RECORDED INFORMATION>
◇ ◇ ◇ ◇

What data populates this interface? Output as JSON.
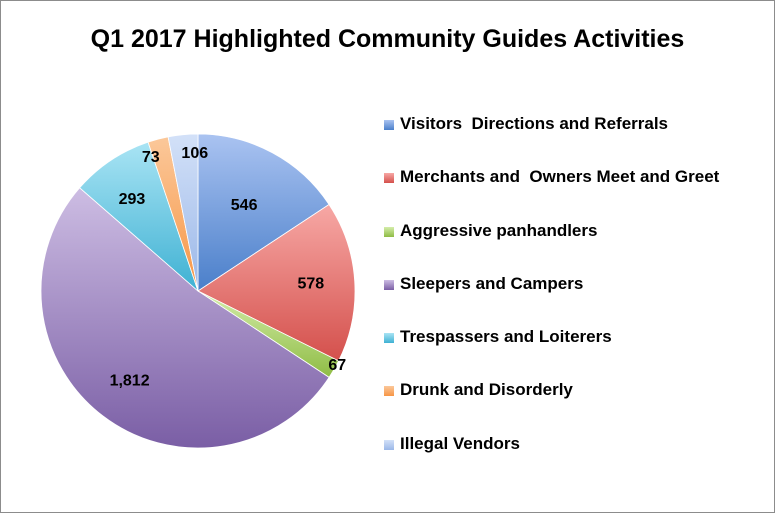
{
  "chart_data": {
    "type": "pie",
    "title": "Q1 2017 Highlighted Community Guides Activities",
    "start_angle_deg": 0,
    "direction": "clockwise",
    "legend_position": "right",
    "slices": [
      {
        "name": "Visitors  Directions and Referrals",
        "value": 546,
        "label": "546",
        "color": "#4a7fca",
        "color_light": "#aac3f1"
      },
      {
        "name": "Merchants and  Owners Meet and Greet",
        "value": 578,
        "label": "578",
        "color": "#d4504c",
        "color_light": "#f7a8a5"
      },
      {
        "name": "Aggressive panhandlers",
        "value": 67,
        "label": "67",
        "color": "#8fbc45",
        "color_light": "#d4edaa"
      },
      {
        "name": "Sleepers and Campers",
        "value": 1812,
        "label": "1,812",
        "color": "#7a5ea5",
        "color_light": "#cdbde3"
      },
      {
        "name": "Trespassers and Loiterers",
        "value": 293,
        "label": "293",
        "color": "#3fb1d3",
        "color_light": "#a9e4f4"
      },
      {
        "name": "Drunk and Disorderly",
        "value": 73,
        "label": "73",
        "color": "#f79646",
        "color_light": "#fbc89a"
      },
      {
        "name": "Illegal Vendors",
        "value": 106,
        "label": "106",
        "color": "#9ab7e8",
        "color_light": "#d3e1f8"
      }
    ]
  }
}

◇ ◇ ◇ ◇

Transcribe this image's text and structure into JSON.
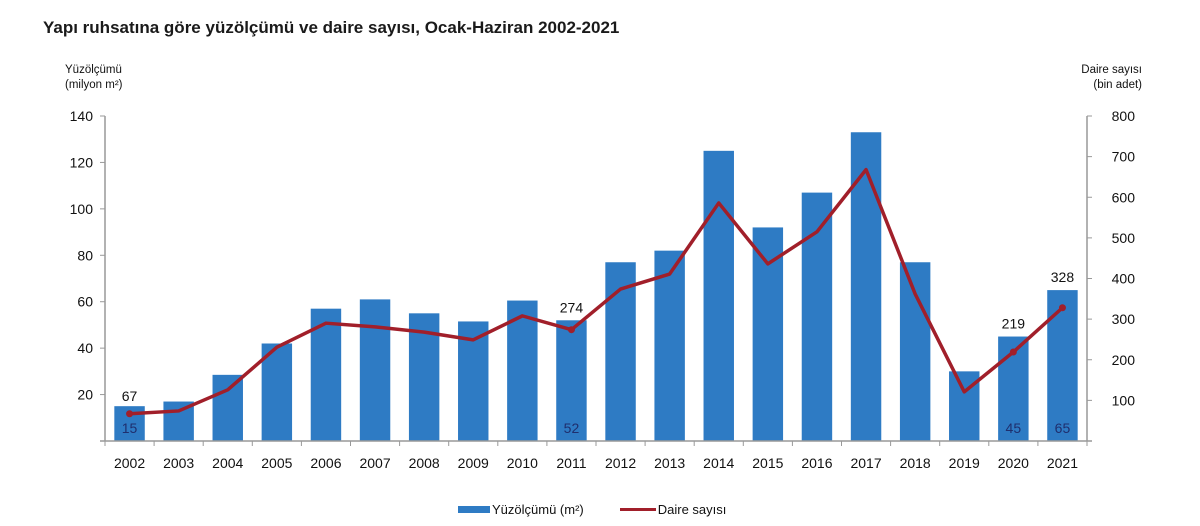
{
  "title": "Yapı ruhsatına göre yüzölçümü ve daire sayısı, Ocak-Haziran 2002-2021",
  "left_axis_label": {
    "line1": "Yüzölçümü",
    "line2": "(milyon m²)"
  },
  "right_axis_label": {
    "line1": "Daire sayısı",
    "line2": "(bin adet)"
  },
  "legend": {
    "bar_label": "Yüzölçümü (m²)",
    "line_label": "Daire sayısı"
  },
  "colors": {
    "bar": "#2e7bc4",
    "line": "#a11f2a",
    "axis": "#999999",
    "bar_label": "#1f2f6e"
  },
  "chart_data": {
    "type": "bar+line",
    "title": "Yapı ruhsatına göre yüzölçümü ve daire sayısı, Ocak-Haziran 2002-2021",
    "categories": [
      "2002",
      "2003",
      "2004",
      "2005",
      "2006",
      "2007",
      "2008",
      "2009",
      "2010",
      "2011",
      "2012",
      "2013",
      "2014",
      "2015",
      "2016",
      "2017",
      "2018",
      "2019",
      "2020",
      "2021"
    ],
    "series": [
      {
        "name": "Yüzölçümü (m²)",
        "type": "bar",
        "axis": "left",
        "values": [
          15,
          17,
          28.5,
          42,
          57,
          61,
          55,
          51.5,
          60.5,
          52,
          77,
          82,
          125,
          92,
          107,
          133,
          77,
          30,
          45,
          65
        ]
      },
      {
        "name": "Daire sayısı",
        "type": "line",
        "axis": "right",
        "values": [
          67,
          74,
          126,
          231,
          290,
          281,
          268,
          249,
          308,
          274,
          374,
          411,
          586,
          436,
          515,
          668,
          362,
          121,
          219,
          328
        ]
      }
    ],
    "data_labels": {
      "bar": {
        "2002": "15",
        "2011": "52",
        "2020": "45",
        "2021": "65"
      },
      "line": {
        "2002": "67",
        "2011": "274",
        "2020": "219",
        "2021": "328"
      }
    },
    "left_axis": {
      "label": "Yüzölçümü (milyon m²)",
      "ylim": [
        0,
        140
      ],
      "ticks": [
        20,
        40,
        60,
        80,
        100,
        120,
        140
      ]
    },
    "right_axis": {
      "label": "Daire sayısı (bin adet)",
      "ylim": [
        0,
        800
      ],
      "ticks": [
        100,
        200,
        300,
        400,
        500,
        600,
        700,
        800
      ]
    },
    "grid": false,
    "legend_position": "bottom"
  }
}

◇ ◇ ◇ ◇

TASK BRIEF>
Check each line of the records above for the string "milyon", and report every line that has it.

EXERCISE SOLUTION>
    "line2": "(milyon m²)"
      "label": "Yüzölçümü (milyon m²)",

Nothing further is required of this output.